▶ _GIVEN TASK_
Skip the images and copy each record exactly as written.

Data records
___
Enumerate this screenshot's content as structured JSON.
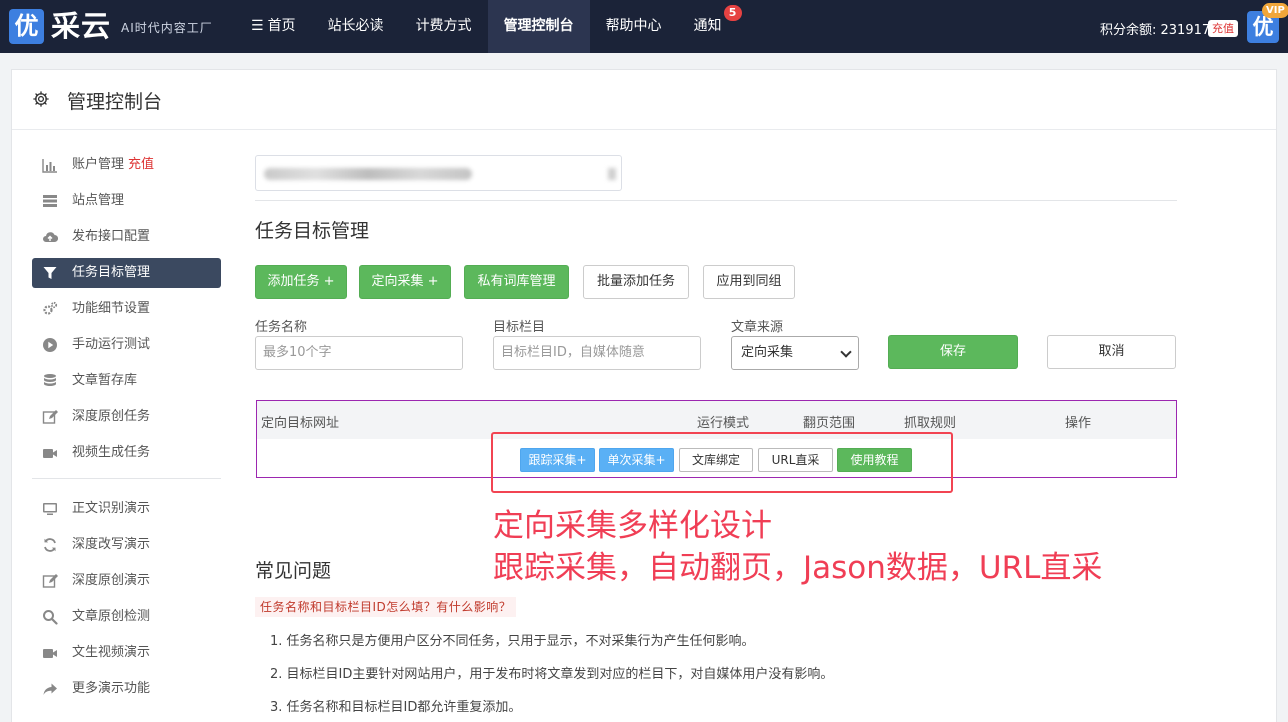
{
  "brand": {
    "logo_char": "优",
    "name": "采云",
    "slogan": "AI时代内容工厂"
  },
  "nav": {
    "items": [
      {
        "label": "首页"
      },
      {
        "label": "站长必读"
      },
      {
        "label": "计费方式"
      },
      {
        "label": "管理控制台"
      },
      {
        "label": "帮助中心"
      },
      {
        "label": "通知"
      }
    ],
    "notify_count": "5",
    "points_text": "积分余额: 2319178",
    "recharge_label": "充值",
    "vip_logo_char": "优",
    "vip_label": "VIP"
  },
  "page": {
    "title": "管理控制台"
  },
  "sidebar": {
    "items": [
      {
        "label": "账户管理",
        "extra": "充值",
        "icon": "bar-chart-icon"
      },
      {
        "label": "站点管理",
        "icon": "server-icon"
      },
      {
        "label": "发布接口配置",
        "icon": "cloud-upload-icon"
      },
      {
        "label": "任务目标管理",
        "icon": "filter-icon"
      },
      {
        "label": "功能细节设置",
        "icon": "gears-icon"
      },
      {
        "label": "手动运行测试",
        "icon": "play-icon"
      },
      {
        "label": "文章暂存库",
        "icon": "database-icon"
      },
      {
        "label": "深度原创任务",
        "icon": "edit-icon"
      },
      {
        "label": "视频生成任务",
        "icon": "video-icon"
      },
      {
        "label": "正文识别演示",
        "icon": "monitor-icon"
      },
      {
        "label": "深度改写演示",
        "icon": "refresh-icon"
      },
      {
        "label": "深度原创演示",
        "icon": "edit-icon"
      },
      {
        "label": "文章原创检测",
        "icon": "search-icon"
      },
      {
        "label": "文生视频演示",
        "icon": "video-icon"
      },
      {
        "label": "更多演示功能",
        "icon": "share-icon"
      }
    ]
  },
  "main": {
    "section_title": "任务目标管理",
    "buttons": {
      "add_task": "添加任务 +",
      "targeted": "定向采集 +",
      "private_lexicon": "私有词库管理",
      "batch_add": "批量添加任务",
      "apply_group": "应用到同组"
    },
    "form": {
      "task_name_label": "任务名称",
      "task_name_placeholder": "最多10个字",
      "column_label": "目标栏目",
      "column_placeholder": "目标栏目ID，自媒体随意",
      "source_label": "文章来源",
      "source_value": "定向采集",
      "save": "保存",
      "cancel": "取消"
    },
    "table": {
      "headers": [
        "定向目标网址",
        "运行模式",
        "翻页范围",
        "抓取规则",
        "操作"
      ],
      "actions": [
        "跟踪采集+",
        "单次采集+",
        "文库绑定",
        "URL直采",
        "使用教程"
      ]
    },
    "annotation": {
      "line1": "定向采集多样化设计",
      "line2": "跟踪采集，自动翻页，Jason数据，URL直采"
    },
    "faq": {
      "title": "常见问题",
      "question": "任务名称和目标栏目ID怎么填？有什么影响？",
      "answers": [
        "1. 任务名称只是方便用户区分不同任务，只用于显示，不对采集行为产生任何影响。",
        "2. 目标栏目ID主要针对网站用户，用于发布时将文章发到对应的栏目下，对自媒体用户没有影响。",
        "3. 任务名称和目标栏目ID都允许重复添加。"
      ]
    }
  }
}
___
▶ _EXERCISE OUTPUT_
Enumerate this screenshot's content as structured JSON.
{
  "brand": {
    "logo_char": "优",
    "name": "采云",
    "slogan": "AI时代内容工厂"
  },
  "nav": {
    "items": [
      {
        "label": "首页"
      },
      {
        "label": "站长必读"
      },
      {
        "label": "计费方式"
      },
      {
        "label": "管理控制台"
      },
      {
        "label": "帮助中心"
      },
      {
        "label": "通知"
      }
    ],
    "notify_count": "5",
    "points_text": "积分余额: 2319178",
    "recharge_label": "充值",
    "vip_logo_char": "优",
    "vip_label": "VIP"
  },
  "page": {
    "title": "管理控制台"
  },
  "sidebar": {
    "items": [
      {
        "label": "账户管理",
        "extra": "充值",
        "icon": "bar-chart-icon"
      },
      {
        "label": "站点管理",
        "icon": "server-icon"
      },
      {
        "label": "发布接口配置",
        "icon": "cloud-upload-icon"
      },
      {
        "label": "任务目标管理",
        "icon": "filter-icon"
      },
      {
        "label": "功能细节设置",
        "icon": "gears-icon"
      },
      {
        "label": "手动运行测试",
        "icon": "play-icon"
      },
      {
        "label": "文章暂存库",
        "icon": "database-icon"
      },
      {
        "label": "深度原创任务",
        "icon": "edit-icon"
      },
      {
        "label": "视频生成任务",
        "icon": "video-icon"
      },
      {
        "label": "正文识别演示",
        "icon": "monitor-icon"
      },
      {
        "label": "深度改写演示",
        "icon": "refresh-icon"
      },
      {
        "label": "深度原创演示",
        "icon": "edit-icon"
      },
      {
        "label": "文章原创检测",
        "icon": "search-icon"
      },
      {
        "label": "文生视频演示",
        "icon": "video-icon"
      },
      {
        "label": "更多演示功能",
        "icon": "share-icon"
      }
    ]
  },
  "main": {
    "section_title": "任务目标管理",
    "buttons": {
      "add_task": "添加任务 +",
      "targeted": "定向采集 +",
      "private_lexicon": "私有词库管理",
      "batch_add": "批量添加任务",
      "apply_group": "应用到同组"
    },
    "form": {
      "task_name_label": "任务名称",
      "task_name_placeholder": "最多10个字",
      "column_label": "目标栏目",
      "column_placeholder": "目标栏目ID，自媒体随意",
      "source_label": "文章来源",
      "source_value": "定向采集",
      "save": "保存",
      "cancel": "取消"
    },
    "table": {
      "headers": [
        "定向目标网址",
        "运行模式",
        "翻页范围",
        "抓取规则",
        "操作"
      ],
      "actions": [
        "跟踪采集+",
        "单次采集+",
        "文库绑定",
        "URL直采",
        "使用教程"
      ]
    },
    "annotation": {
      "line1": "定向采集多样化设计",
      "line2": "跟踪采集，自动翻页，Jason数据，URL直采"
    },
    "faq": {
      "title": "常见问题",
      "question": "任务名称和目标栏目ID怎么填？有什么影响？",
      "answers": [
        "1. 任务名称只是方便用户区分不同任务，只用于显示，不对采集行为产生任何影响。",
        "2. 目标栏目ID主要针对网站用户，用于发布时将文章发到对应的栏目下，对自媒体用户没有影响。",
        "3. 任务名称和目标栏目ID都允许重复添加。"
      ]
    }
  }
}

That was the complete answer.